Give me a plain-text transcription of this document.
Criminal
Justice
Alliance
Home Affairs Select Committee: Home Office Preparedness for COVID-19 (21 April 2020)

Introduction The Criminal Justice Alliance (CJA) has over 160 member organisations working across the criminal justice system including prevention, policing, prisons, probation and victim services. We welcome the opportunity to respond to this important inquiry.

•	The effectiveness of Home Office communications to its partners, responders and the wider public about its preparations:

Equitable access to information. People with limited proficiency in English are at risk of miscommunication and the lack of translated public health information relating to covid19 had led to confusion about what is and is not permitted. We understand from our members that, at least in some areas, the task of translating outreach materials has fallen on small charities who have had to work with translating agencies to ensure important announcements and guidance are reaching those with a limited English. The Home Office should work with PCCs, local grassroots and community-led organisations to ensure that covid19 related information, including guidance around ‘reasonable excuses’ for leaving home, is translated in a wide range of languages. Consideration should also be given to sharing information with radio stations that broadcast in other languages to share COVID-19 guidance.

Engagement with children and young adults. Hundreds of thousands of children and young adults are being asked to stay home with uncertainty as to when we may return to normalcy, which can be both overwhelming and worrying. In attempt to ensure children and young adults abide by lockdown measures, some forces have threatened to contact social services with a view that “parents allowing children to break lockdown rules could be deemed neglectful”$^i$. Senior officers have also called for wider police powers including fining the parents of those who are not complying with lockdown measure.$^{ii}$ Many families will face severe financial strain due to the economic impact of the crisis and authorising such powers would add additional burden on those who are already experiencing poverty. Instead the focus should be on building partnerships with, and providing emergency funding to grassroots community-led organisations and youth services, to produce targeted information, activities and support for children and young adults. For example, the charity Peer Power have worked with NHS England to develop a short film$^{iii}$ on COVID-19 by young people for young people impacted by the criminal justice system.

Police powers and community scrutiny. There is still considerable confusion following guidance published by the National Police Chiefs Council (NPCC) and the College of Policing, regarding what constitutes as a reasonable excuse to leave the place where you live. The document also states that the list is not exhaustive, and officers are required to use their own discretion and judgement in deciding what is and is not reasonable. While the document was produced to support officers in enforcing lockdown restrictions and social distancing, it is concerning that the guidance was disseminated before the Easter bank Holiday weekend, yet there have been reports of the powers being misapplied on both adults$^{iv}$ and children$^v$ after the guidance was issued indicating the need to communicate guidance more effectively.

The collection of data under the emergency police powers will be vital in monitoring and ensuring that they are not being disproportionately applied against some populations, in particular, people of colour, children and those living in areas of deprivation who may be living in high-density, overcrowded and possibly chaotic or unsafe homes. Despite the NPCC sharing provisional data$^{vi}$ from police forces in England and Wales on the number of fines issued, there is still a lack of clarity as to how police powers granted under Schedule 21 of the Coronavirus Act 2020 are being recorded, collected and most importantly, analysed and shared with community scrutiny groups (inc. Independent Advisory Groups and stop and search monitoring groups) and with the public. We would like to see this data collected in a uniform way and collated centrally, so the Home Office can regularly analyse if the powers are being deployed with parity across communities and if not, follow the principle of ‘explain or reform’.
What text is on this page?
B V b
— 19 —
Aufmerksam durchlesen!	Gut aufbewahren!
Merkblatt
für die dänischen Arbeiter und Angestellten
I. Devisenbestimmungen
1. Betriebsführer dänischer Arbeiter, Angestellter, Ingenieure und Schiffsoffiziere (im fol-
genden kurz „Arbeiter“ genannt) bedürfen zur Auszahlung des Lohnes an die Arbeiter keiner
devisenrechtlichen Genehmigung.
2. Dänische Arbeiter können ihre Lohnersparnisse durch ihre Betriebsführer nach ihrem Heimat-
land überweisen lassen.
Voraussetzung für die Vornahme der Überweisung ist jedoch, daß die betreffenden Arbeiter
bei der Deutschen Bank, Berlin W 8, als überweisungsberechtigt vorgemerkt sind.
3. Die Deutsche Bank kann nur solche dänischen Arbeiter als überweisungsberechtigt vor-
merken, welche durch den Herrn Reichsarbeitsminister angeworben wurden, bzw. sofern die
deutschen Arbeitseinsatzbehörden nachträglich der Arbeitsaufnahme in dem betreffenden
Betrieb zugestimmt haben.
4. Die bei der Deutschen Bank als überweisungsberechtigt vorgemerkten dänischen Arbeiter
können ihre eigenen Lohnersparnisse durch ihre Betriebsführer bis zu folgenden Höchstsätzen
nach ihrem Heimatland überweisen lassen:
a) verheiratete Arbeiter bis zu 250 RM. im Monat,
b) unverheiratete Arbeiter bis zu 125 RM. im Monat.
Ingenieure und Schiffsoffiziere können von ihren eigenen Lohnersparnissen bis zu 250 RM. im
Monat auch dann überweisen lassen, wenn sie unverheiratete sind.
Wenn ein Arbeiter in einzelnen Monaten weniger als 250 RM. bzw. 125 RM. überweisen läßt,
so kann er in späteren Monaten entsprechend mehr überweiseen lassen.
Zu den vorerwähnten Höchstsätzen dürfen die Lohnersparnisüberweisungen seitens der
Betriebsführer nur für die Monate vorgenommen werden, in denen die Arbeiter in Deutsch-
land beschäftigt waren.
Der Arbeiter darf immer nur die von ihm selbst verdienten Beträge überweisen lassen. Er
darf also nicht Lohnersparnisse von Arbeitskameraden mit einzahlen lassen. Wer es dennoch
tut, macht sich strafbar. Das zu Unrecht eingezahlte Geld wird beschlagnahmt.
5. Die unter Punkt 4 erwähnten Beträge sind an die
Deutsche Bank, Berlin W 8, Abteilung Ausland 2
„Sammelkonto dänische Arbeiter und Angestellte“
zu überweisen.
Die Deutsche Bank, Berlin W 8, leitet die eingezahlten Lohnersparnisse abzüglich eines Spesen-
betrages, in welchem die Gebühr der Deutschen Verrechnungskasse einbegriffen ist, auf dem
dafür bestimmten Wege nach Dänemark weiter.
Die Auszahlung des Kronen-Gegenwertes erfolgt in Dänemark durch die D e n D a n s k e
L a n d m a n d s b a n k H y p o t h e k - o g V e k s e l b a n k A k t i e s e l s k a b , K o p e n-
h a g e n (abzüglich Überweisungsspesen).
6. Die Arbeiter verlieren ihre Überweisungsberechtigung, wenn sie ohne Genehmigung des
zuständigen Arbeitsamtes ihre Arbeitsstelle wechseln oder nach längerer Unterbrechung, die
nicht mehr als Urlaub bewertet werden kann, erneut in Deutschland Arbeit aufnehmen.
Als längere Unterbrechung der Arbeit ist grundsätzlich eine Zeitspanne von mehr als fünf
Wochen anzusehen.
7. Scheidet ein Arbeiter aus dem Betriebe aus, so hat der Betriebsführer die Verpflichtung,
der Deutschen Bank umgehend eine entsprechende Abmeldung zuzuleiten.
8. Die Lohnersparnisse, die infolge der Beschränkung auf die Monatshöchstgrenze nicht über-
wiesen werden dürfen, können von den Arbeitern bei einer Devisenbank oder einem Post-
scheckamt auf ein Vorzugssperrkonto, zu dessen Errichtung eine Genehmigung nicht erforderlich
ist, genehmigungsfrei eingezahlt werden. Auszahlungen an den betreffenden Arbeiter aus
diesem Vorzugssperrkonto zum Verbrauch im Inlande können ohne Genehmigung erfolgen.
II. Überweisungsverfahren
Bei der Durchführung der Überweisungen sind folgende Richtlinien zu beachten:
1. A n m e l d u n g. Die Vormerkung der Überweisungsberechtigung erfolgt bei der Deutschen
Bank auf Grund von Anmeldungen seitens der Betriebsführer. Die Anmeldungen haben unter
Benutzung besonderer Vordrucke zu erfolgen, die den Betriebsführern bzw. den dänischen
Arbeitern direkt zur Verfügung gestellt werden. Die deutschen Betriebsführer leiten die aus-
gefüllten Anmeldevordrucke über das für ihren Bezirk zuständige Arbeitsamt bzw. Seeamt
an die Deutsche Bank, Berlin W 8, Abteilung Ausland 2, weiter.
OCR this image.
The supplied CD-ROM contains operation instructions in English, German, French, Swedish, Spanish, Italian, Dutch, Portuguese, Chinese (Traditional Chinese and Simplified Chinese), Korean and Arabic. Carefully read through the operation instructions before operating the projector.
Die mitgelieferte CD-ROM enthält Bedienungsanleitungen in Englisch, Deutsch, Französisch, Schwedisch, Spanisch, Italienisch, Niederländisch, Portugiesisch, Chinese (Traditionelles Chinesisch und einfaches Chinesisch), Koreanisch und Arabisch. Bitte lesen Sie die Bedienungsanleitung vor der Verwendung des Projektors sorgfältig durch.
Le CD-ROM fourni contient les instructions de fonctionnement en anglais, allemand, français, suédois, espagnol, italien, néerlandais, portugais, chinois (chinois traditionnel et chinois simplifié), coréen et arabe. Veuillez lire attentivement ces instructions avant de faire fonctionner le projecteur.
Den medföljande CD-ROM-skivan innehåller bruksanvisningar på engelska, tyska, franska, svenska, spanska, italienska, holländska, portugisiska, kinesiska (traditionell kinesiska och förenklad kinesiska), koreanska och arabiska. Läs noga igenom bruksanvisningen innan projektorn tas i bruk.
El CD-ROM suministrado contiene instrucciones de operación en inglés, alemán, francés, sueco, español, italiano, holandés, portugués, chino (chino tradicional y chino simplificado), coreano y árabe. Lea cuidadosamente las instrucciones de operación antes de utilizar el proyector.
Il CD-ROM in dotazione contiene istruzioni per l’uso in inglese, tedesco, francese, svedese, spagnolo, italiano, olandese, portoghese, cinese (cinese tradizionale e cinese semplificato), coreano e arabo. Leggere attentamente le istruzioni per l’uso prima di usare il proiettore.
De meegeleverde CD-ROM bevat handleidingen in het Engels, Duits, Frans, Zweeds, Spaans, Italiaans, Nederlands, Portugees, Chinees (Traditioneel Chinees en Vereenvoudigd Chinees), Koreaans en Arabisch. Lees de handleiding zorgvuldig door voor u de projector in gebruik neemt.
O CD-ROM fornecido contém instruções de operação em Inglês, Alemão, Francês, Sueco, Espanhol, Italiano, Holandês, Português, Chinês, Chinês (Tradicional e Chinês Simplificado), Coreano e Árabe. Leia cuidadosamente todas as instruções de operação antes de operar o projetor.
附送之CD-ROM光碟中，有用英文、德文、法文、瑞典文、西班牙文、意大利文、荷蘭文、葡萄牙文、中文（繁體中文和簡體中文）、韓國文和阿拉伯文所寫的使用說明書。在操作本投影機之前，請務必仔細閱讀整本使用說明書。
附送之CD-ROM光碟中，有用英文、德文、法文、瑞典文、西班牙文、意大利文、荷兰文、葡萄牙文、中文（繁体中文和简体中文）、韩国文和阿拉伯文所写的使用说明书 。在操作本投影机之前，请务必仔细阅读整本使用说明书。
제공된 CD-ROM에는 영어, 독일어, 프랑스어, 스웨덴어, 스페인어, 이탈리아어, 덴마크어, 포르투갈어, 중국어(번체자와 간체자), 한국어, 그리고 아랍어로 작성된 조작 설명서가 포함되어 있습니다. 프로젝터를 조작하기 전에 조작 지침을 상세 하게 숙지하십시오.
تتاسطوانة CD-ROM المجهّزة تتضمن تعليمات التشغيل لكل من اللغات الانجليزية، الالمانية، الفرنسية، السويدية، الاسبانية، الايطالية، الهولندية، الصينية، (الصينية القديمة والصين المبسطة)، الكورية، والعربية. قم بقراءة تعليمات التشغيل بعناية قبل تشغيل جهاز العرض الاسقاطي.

-*-*-

[WORK REQUEST] Identify each line of the material where the word "erfolgt" shows up, and copy it.

[REPLY TO THE TASK]
Die Auszahlung des Kronen-Gegenwertes erfolgt in Dänemark durch die D e n D a n s k e
1. A n m e l d u n g. Die Vormerkung der Überweisungsberechtigung erfolgt bei der Deutschen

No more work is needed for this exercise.